— Task goal —
Keep the pictures out and restate every record exactly.

— Recorded data —
## start

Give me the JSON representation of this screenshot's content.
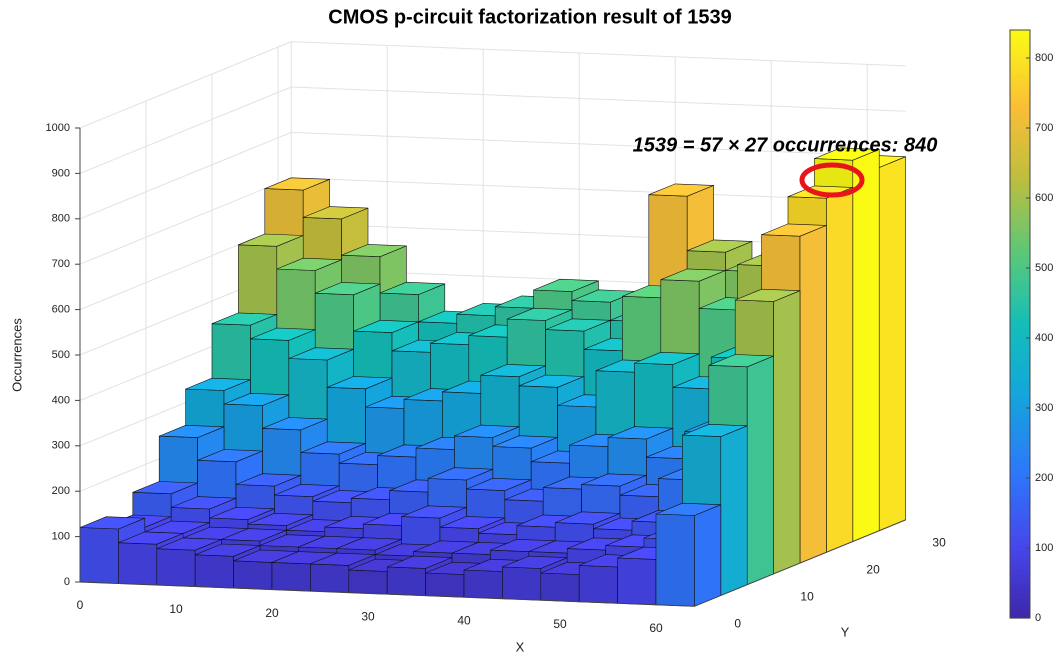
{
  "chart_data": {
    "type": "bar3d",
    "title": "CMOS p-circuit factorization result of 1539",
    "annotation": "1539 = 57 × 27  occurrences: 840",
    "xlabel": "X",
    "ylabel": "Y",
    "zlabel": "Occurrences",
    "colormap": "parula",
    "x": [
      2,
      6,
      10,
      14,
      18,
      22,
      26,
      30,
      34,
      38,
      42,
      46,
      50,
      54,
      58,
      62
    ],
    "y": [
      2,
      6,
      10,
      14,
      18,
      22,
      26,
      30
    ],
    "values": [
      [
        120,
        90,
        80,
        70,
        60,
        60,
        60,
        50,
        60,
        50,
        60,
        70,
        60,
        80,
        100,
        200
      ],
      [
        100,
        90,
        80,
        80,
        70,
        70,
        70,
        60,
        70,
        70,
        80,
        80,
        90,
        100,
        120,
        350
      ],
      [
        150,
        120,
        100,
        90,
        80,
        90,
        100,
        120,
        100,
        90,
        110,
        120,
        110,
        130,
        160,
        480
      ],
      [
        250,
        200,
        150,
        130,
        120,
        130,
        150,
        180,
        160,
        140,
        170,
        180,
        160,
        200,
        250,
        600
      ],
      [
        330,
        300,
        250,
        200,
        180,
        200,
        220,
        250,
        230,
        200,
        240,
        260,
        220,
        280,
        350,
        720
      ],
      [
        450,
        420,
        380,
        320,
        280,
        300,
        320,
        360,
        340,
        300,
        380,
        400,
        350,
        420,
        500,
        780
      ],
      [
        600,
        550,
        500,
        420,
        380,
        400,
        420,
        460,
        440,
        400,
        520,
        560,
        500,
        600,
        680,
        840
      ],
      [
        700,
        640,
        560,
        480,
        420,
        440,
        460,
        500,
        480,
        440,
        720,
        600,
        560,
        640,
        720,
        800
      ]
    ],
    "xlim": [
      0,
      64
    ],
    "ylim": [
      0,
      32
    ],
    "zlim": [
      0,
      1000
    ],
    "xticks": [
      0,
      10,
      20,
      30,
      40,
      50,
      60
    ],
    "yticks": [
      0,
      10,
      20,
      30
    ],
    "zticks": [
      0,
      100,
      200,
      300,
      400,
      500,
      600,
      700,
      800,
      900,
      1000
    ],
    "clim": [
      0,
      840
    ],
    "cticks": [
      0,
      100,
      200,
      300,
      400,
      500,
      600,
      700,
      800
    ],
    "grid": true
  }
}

## end

— Answer in full —
Give me the JSON representation of this screenshot's content.
{
  "chart_data": {
    "type": "bar3d",
    "title": "CMOS p-circuit factorization result of 1539",
    "annotation": "1539 = 57 × 27  occurrences: 840",
    "xlabel": "X",
    "ylabel": "Y",
    "zlabel": "Occurrences",
    "colormap": "parula",
    "x": [
      2,
      6,
      10,
      14,
      18,
      22,
      26,
      30,
      34,
      38,
      42,
      46,
      50,
      54,
      58,
      62
    ],
    "y": [
      2,
      6,
      10,
      14,
      18,
      22,
      26,
      30
    ],
    "values": [
      [
        120,
        90,
        80,
        70,
        60,
        60,
        60,
        50,
        60,
        50,
        60,
        70,
        60,
        80,
        100,
        200
      ],
      [
        100,
        90,
        80,
        80,
        70,
        70,
        70,
        60,
        70,
        70,
        80,
        80,
        90,
        100,
        120,
        350
      ],
      [
        150,
        120,
        100,
        90,
        80,
        90,
        100,
        120,
        100,
        90,
        110,
        120,
        110,
        130,
        160,
        480
      ],
      [
        250,
        200,
        150,
        130,
        120,
        130,
        150,
        180,
        160,
        140,
        170,
        180,
        160,
        200,
        250,
        600
      ],
      [
        330,
        300,
        250,
        200,
        180,
        200,
        220,
        250,
        230,
        200,
        240,
        260,
        220,
        280,
        350,
        720
      ],
      [
        450,
        420,
        380,
        320,
        280,
        300,
        320,
        360,
        340,
        300,
        380,
        400,
        350,
        420,
        500,
        780
      ],
      [
        600,
        550,
        500,
        420,
        380,
        400,
        420,
        460,
        440,
        400,
        520,
        560,
        500,
        600,
        680,
        840
      ],
      [
        700,
        640,
        560,
        480,
        420,
        440,
        460,
        500,
        480,
        440,
        720,
        600,
        560,
        640,
        720,
        800
      ]
    ],
    "xlim": [
      0,
      64
    ],
    "ylim": [
      0,
      32
    ],
    "zlim": [
      0,
      1000
    ],
    "xticks": [
      0,
      10,
      20,
      30,
      40,
      50,
      60
    ],
    "yticks": [
      0,
      10,
      20,
      30
    ],
    "zticks": [
      0,
      100,
      200,
      300,
      400,
      500,
      600,
      700,
      800,
      900,
      1000
    ],
    "clim": [
      0,
      840
    ],
    "cticks": [
      0,
      100,
      200,
      300,
      400,
      500,
      600,
      700,
      800
    ],
    "grid": true
  }
}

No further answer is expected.